----- ITEMS

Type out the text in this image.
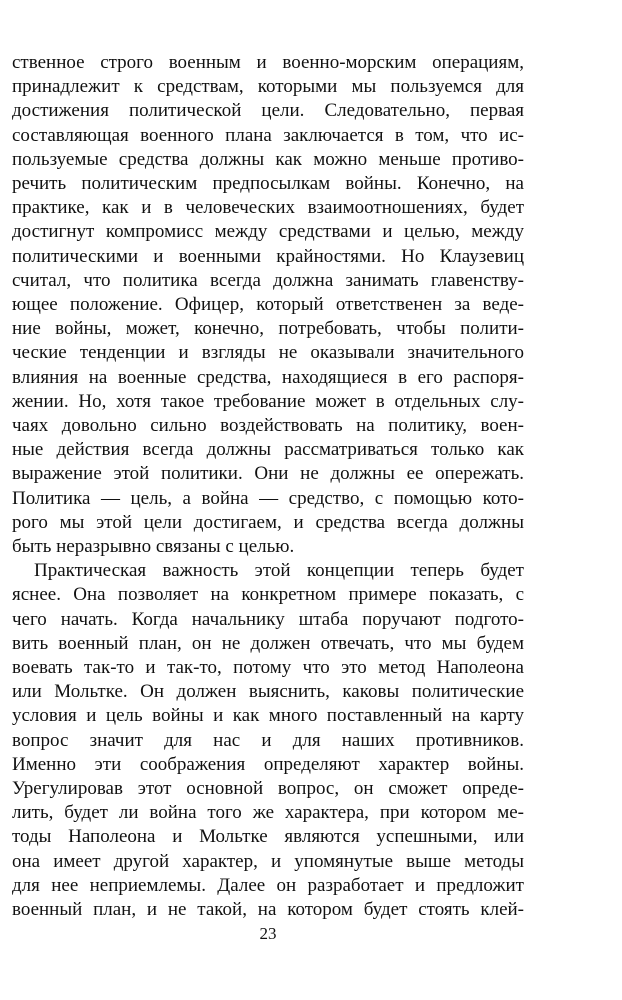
ственное строго военным и военно-морским операциям,
принадлежит к средствам, которыми мы пользуемся для
достижения политической цели. Следовательно, первая
составляющая военного плана заключается в том, что ис-
пользуемые средства должны как можно меньше противо-
речить политическим предпосылкам войны. Конечно, на
практике, как и в человеческих взаимоотношениях, будет
достигнут компромисс между средствами и целью, между
политическими и военными крайностями. Но Клаузевиц
считал, что политика всегда должна занимать главенству-
ющее положение. Офицер, который ответственен за веде-
ние войны, может, конечно, потребовать, чтобы полити-
ческие тенденции и взгляды не оказывали значительного
влияния на военные средства, находящиеся в его распоря-
жении. Но, хотя такое требование может в отдельных слу-
чаях довольно сильно воздействовать на политику, воен-
ные действия всегда должны рассматриваться только как
выражение этой политики. Они не должны ее опережать.
Политика — цель, а война — средство, с помощью кото-
рого мы этой цели достигаем, и средства всегда должны
быть неразрывно связаны с целью.
Практическая важность этой концепции теперь будет
яснее. Она позволяет на конкретном примере показать, с
чего начать. Когда начальнику штаба поручают подгото-
вить военный план, он не должен отвечать, что мы будем
воевать так-то и так-то, потому что это метод Наполеона
или Мольтке. Он должен выяснить, каковы политические
условия и цель войны и как много поставленный на карту
вопрос значит для нас и для наших противников.
Именно эти соображения определяют характер войны.
Урегулировав этот основной вопрос, он сможет опреде-
лить, будет ли война того же характера, при котором ме-
тоды Наполеона и Мольтке являются успешными, или
она имеет другой характер, и упомянутые выше методы
для нее неприемлемы. Далее он разработает и предложит
военный план, и не такой, на котором будет стоять клей-
23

----------

§ **WORK REQUIRED**
All of the records above must be copied exactly, except for the pictures.

§ **WRITTEN REPLY**
Type out the text in this image.
ственное строго военным и военно-морским операциям,
принадлежит к средствам, которыми мы пользуемся для
достижения политической цели. Следовательно, первая
составляющая военного плана заключается в том, что ис-
пользуемые средства должны как можно меньше противо-
речить политическим предпосылкам войны. Конечно, на
практике, как и в человеческих взаимоотношениях, будет
достигнут компромисс между средствами и целью, между
политическими и военными крайностями. Но Клаузевиц
считал, что политика всегда должна занимать главенству-
ющее положение. Офицер, который ответственен за веде-
ние войны, может, конечно, потребовать, чтобы полити-
ческие тенденции и взгляды не оказывали значительного
влияния на военные средства, находящиеся в его распоря-
жении. Но, хотя такое требование может в отдельных слу-
чаях довольно сильно воздействовать на политику, воен-
ные действия всегда должны рассматриваться только как
выражение этой политики. Они не должны ее опережать.
Политика — цель, а война — средство, с помощью кото-
рого мы этой цели достигаем, и средства всегда должны
быть неразрывно связаны с целью.
Практическая важность этой концепции теперь будет
яснее. Она позволяет на конкретном примере показать, с
чего начать. Когда начальнику штаба поручают подгото-
вить военный план, он не должен отвечать, что мы будем
воевать так-то и так-то, потому что это метод Наполеона
или Мольтке. Он должен выяснить, каковы политические
условия и цель войны и как много поставленный на карту
вопрос значит для нас и для наших противников.
Именно эти соображения определяют характер войны.
Урегулировав этот основной вопрос, он сможет опреде-
лить, будет ли война того же характера, при котором ме-
тоды Наполеона и Мольтке являются успешными, или
она имеет другой характер, и упомянутые выше методы
для нее неприемлемы. Далее он разработает и предложит
военный план, и не такой, на котором будет стоять клей-
23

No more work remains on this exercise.